[START OF Exercise material]
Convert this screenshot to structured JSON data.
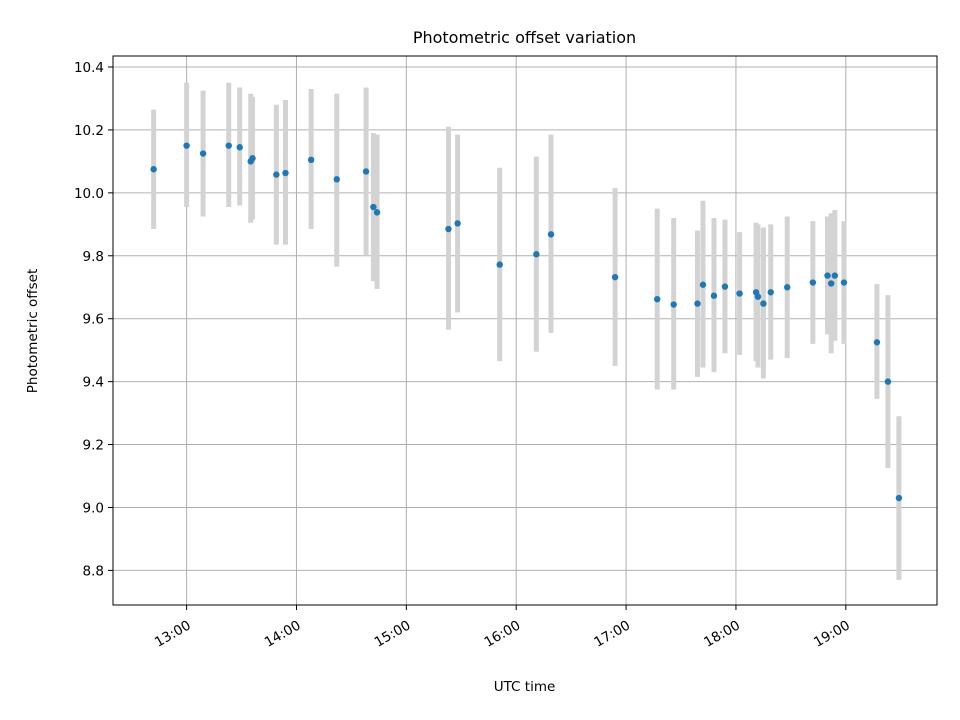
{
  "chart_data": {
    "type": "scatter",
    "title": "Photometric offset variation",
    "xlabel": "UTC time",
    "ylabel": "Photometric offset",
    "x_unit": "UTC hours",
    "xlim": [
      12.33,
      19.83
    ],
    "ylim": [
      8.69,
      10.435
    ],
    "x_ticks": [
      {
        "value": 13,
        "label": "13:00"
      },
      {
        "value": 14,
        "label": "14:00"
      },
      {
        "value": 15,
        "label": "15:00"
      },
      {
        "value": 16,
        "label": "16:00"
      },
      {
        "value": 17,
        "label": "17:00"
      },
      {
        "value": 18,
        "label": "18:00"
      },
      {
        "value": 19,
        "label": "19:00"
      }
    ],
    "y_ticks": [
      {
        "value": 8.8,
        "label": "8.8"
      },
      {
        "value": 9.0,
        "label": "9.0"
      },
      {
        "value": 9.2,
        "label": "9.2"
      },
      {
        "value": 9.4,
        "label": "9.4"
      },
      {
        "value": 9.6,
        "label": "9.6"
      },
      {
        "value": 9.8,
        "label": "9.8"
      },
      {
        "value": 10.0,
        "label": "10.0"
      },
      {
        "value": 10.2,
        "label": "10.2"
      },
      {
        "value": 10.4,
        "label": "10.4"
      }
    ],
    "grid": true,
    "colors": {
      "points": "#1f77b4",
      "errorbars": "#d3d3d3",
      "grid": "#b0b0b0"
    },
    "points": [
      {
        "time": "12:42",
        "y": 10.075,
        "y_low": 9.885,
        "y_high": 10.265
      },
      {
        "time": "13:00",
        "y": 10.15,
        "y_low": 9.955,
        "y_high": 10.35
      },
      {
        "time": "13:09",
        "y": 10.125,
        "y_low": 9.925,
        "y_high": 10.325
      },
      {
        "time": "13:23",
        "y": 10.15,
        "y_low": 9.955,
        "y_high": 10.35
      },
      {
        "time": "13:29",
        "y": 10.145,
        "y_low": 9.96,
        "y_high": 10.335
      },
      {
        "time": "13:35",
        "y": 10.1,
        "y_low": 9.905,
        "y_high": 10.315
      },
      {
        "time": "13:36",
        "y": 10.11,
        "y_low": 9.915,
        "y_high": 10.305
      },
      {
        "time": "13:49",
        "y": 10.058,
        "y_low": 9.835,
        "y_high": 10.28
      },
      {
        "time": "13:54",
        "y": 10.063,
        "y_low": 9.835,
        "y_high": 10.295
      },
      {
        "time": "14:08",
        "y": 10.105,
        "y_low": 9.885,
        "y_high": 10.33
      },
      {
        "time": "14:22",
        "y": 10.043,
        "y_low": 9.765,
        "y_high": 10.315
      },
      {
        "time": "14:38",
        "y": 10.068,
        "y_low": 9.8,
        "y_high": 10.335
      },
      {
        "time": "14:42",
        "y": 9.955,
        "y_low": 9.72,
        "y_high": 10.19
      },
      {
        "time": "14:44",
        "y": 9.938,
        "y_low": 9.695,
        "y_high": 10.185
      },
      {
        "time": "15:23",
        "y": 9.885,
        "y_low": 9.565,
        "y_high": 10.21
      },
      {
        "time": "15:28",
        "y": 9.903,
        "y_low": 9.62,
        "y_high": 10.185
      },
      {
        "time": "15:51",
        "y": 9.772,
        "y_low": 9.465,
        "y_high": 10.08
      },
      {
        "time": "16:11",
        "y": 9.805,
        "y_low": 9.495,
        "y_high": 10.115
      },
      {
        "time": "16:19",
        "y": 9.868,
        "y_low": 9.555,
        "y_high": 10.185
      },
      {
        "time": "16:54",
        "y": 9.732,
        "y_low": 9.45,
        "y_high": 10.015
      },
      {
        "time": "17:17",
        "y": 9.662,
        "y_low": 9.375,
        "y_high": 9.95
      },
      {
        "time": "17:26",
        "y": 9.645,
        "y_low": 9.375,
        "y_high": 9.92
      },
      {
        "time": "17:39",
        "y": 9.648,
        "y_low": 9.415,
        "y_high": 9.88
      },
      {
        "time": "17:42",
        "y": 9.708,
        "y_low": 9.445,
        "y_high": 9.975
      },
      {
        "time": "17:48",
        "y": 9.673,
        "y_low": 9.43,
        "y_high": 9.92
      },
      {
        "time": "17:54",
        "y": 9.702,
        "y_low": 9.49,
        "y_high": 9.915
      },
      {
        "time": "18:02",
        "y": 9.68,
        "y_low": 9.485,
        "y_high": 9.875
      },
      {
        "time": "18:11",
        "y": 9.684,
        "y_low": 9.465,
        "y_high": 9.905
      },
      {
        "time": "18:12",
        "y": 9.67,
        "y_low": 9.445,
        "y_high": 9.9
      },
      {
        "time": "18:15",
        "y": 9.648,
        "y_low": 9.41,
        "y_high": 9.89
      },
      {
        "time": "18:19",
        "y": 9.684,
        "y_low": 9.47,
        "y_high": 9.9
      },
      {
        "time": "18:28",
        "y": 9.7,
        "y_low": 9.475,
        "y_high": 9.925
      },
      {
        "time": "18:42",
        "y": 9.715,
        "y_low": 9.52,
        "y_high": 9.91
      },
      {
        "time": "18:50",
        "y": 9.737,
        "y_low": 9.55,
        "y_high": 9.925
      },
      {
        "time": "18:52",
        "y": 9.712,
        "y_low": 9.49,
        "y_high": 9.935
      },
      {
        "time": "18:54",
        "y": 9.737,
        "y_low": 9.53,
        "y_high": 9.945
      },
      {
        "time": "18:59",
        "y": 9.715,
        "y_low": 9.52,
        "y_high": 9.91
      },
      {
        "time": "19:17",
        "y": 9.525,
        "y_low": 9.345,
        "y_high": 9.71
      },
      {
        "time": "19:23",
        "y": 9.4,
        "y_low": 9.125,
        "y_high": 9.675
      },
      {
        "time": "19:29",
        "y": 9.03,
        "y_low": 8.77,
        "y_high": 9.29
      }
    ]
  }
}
[END OF Exercise material]
[START OF Exercise material]
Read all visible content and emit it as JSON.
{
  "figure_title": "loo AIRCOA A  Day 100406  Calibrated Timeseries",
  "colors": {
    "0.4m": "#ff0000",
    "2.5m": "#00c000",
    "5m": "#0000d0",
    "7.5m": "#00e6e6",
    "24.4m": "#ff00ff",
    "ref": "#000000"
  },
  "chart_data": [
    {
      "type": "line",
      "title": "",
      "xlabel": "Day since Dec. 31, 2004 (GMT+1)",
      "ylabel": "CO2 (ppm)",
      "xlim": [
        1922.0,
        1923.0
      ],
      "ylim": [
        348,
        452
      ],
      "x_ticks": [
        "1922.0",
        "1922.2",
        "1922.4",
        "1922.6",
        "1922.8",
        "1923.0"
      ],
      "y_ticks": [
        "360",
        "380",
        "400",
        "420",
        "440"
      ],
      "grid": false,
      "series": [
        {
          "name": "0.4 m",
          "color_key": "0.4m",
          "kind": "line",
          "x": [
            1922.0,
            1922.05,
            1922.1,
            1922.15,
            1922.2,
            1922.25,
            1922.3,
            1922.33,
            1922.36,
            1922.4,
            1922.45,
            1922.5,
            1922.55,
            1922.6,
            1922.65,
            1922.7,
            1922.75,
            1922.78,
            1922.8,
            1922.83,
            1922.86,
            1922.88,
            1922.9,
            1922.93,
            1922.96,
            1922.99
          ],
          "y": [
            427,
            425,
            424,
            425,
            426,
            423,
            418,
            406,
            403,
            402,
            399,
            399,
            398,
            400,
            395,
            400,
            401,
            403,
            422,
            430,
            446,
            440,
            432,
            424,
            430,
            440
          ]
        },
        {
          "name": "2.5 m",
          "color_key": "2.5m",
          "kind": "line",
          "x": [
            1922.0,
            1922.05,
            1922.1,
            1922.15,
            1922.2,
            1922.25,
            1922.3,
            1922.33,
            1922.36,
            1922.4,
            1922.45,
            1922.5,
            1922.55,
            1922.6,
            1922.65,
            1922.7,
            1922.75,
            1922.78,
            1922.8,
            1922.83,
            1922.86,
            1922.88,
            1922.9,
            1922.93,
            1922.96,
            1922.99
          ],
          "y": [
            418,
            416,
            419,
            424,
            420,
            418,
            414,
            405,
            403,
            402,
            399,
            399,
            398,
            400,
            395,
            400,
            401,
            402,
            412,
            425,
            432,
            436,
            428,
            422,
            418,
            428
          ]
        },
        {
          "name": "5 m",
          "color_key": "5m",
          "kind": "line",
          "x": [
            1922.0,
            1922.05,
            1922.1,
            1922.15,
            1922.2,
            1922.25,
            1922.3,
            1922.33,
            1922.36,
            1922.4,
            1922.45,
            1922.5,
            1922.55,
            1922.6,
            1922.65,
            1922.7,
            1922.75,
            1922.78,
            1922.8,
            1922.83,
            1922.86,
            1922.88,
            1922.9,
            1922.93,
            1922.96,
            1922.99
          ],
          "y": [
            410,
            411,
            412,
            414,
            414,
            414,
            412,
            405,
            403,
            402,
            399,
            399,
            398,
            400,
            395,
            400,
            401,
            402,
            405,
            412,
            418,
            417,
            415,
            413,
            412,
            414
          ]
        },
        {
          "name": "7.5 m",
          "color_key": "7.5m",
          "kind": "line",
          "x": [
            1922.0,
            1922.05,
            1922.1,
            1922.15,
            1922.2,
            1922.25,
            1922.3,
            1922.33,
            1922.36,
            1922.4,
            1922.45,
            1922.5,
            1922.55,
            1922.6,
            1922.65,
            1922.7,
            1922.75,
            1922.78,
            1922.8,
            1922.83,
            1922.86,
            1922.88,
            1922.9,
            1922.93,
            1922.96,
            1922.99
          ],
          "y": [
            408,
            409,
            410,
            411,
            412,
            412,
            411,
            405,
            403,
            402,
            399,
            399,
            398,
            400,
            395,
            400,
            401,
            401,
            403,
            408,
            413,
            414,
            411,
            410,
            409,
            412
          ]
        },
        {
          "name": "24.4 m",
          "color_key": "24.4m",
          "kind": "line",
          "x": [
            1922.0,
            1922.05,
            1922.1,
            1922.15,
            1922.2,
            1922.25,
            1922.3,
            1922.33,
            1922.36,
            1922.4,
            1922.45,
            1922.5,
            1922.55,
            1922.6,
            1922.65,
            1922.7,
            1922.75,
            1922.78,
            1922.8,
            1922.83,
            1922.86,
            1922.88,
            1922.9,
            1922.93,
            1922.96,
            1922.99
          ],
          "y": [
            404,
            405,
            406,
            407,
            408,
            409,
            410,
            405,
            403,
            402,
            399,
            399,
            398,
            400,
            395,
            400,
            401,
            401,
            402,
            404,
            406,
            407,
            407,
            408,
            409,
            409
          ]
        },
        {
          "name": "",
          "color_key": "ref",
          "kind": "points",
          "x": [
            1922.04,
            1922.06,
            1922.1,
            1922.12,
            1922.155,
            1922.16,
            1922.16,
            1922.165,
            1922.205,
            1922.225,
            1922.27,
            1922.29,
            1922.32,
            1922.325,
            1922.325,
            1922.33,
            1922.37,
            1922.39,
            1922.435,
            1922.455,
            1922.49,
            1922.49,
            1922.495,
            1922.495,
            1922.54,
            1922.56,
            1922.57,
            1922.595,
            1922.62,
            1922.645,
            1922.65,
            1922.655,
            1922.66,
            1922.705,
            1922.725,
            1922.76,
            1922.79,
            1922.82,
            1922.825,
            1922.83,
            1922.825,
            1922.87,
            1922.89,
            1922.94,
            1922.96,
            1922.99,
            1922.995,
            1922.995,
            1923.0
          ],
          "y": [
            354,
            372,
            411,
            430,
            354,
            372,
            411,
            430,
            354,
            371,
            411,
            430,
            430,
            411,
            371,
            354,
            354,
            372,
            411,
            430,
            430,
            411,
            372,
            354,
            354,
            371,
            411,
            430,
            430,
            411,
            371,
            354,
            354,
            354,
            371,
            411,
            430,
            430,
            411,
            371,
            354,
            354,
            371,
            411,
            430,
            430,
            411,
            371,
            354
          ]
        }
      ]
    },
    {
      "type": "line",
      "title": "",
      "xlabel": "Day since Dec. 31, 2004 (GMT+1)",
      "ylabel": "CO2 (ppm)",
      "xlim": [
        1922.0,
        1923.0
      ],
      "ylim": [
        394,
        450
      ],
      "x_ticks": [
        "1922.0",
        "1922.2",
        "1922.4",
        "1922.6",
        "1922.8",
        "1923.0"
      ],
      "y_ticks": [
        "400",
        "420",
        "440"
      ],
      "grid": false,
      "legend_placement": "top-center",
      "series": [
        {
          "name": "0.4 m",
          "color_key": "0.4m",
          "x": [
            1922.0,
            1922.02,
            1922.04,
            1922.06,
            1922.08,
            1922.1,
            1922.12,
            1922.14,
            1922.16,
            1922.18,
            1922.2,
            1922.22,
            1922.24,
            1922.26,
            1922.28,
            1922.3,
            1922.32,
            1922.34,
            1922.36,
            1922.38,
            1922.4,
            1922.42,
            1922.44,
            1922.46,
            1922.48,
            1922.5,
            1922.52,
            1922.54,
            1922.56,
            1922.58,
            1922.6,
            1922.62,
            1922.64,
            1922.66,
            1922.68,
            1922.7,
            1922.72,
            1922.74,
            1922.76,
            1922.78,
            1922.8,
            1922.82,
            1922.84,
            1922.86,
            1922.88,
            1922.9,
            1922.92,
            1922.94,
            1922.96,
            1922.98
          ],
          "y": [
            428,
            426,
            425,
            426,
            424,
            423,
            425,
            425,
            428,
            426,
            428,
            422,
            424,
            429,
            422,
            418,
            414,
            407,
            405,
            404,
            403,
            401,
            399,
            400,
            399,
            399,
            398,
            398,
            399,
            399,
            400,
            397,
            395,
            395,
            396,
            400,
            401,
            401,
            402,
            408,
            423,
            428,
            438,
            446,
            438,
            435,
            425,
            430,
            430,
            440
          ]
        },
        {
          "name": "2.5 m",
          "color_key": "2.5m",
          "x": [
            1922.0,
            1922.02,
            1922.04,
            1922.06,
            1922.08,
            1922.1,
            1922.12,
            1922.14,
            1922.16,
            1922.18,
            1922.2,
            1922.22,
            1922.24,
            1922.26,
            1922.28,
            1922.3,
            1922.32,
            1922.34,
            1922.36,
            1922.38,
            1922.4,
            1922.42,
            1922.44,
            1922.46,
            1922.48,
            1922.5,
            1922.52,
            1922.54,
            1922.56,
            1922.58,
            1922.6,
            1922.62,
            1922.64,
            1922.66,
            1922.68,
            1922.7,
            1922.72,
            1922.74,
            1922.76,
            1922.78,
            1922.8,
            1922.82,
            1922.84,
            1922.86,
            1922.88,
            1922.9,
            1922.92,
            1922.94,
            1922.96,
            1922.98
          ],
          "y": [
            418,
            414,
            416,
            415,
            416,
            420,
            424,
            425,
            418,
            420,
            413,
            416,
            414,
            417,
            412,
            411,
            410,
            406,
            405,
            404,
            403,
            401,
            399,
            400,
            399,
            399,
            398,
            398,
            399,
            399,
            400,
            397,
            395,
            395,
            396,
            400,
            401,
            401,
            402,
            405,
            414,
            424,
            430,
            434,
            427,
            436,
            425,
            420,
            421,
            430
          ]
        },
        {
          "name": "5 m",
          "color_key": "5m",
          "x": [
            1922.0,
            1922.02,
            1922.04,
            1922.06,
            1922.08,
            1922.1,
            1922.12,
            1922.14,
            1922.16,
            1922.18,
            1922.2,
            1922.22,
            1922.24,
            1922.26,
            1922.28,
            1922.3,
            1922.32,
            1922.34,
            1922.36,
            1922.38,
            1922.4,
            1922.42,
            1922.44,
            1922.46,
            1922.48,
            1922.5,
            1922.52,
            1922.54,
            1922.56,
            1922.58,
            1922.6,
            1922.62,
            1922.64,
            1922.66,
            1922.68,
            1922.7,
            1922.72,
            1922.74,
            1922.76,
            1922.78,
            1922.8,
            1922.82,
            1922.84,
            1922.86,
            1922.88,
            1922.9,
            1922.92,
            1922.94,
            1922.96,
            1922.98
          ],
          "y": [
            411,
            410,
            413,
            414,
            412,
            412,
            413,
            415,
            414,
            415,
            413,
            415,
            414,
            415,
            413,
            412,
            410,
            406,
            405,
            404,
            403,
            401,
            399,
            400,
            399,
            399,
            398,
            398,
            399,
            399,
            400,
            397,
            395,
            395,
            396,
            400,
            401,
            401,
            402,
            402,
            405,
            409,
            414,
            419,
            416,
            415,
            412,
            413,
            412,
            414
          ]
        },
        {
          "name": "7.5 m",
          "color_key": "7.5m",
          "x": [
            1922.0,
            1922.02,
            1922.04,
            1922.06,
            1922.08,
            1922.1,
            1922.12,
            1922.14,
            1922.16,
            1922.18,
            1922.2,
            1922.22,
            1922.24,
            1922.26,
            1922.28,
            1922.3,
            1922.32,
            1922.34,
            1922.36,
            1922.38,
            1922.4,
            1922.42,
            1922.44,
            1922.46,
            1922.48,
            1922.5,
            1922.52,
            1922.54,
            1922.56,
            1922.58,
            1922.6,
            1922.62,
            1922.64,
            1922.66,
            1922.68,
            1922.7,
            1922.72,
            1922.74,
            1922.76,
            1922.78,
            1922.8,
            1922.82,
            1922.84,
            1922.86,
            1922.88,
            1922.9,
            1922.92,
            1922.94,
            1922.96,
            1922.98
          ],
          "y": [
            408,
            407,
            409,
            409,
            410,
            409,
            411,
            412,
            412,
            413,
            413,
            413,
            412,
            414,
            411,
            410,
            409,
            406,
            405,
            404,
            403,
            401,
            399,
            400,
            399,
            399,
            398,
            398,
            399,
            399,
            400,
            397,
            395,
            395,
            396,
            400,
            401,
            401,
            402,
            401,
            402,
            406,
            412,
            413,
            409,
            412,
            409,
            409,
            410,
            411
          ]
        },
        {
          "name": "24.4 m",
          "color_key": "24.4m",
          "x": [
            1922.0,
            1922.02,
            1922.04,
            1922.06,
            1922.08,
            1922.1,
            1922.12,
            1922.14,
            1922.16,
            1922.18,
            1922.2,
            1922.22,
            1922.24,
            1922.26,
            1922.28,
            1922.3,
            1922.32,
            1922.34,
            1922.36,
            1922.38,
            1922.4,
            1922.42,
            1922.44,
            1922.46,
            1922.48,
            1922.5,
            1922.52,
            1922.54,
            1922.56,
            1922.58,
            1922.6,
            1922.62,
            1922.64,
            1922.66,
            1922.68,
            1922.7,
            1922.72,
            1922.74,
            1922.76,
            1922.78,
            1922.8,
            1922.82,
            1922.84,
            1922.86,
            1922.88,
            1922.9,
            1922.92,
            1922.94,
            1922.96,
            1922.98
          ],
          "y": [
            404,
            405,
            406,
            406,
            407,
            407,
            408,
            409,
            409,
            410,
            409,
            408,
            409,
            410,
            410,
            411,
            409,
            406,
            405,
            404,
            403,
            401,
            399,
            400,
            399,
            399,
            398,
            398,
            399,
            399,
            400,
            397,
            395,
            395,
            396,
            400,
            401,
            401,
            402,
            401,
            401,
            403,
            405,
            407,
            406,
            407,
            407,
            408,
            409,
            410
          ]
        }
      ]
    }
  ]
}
[END OF Exercise material]
### Aim
Pull out every line of the entries that includes the word "JSON".

### The reply
Convert this screenshot to structured JSON data.
Read all visible content and emit it as JSON.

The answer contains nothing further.